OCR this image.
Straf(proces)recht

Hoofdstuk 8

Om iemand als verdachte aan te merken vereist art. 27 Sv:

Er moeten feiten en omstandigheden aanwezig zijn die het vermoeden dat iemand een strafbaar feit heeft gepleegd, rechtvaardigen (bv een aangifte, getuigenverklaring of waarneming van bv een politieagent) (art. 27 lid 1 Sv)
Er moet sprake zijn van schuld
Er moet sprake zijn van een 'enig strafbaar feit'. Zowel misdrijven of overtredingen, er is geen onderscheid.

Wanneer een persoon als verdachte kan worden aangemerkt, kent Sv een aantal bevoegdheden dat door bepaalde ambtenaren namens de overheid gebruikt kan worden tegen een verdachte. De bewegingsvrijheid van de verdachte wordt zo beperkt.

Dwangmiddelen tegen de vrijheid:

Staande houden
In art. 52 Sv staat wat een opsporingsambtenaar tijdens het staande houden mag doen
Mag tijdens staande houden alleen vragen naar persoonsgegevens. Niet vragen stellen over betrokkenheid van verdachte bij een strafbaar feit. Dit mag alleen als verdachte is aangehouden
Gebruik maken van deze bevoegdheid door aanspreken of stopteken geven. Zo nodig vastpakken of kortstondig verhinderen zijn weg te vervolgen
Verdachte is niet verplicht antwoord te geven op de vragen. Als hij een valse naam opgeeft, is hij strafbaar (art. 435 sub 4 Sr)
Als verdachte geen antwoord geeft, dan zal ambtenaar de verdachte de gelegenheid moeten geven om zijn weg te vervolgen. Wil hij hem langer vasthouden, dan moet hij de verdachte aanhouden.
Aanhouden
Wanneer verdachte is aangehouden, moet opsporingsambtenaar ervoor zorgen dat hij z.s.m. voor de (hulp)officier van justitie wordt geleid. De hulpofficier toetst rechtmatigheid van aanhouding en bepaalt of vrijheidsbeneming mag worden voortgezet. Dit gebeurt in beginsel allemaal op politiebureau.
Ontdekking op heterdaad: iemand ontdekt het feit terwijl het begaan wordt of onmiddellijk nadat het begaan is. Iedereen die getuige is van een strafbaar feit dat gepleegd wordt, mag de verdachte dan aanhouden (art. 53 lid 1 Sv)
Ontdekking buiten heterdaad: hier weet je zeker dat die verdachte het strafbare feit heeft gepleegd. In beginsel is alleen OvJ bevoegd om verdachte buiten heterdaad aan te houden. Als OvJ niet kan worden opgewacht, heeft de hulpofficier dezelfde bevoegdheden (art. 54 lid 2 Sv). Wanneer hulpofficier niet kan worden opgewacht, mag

_____

> Problem: Copy out every entry again, exactly as it was given.

> Problem solution:
OCR this image.
Straf(proces)recht

Hoofdstuk 8

Om iemand als verdachte aan te merken vereist art. 27 Sv:

Er moeten feiten en omstandigheden aanwezig zijn die het vermoeden dat iemand een strafbaar feit heeft gepleegd, rechtvaardigen (bv een aangifte, getuigenverklaring of waarneming van bv een politieagent) (art. 27 lid 1 Sv)
Er moet sprake zijn van schuld
Er moet sprake zijn van een 'enig strafbaar feit'. Zowel misdrijven of overtredingen, er is geen onderscheid.

Wanneer een persoon als verdachte kan worden aangemerkt, kent Sv een aantal bevoegdheden dat door bepaalde ambtenaren namens de overheid gebruikt kan worden tegen een verdachte. De bewegingsvrijheid van de verdachte wordt zo beperkt.

Dwangmiddelen tegen de vrijheid:

Staande houden
In art. 52 Sv staat wat een opsporingsambtenaar tijdens het staande houden mag doen
Mag tijdens staande houden alleen vragen naar persoonsgegevens. Niet vragen stellen over betrokkenheid van verdachte bij een strafbaar feit. Dit mag alleen als verdachte is aangehouden
Gebruik maken van deze bevoegdheid door aanspreken of stopteken geven. Zo nodig vastpakken of kortstondig verhinderen zijn weg te vervolgen
Verdachte is niet verplicht antwoord te geven op de vragen. Als hij een valse naam opgeeft, is hij strafbaar (art. 435 sub 4 Sr)
Als verdachte geen antwoord geeft, dan zal ambtenaar de verdachte de gelegenheid moeten geven om zijn weg te vervolgen. Wil hij hem langer vasthouden, dan moet hij de verdachte aanhouden.
Aanhouden
Wanneer verdachte is aangehouden, moet opsporingsambtenaar ervoor zorgen dat hij z.s.m. voor de (hulp)officier van justitie wordt geleid. De hulpofficier toetst rechtmatigheid van aanhouding en bepaalt of vrijheidsbeneming mag worden voortgezet. Dit gebeurt in beginsel allemaal op politiebureau.
Ontdekking op heterdaad: iemand ontdekt het feit terwijl het begaan wordt of onmiddellijk nadat het begaan is. Iedereen die getuige is van een strafbaar feit dat gepleegd wordt, mag de verdachte dan aanhouden (art. 53 lid 1 Sv)
Ontdekking buiten heterdaad: hier weet je zeker dat die verdachte het strafbare feit heeft gepleegd. In beginsel is alleen OvJ bevoegd om verdachte buiten heterdaad aan te houden. Als OvJ niet kan worden opgewacht, heeft de hulpofficier dezelfde bevoegdheden (art. 54 lid 2 Sv). Wanneer hulpofficier niet kan worden opgewacht, mag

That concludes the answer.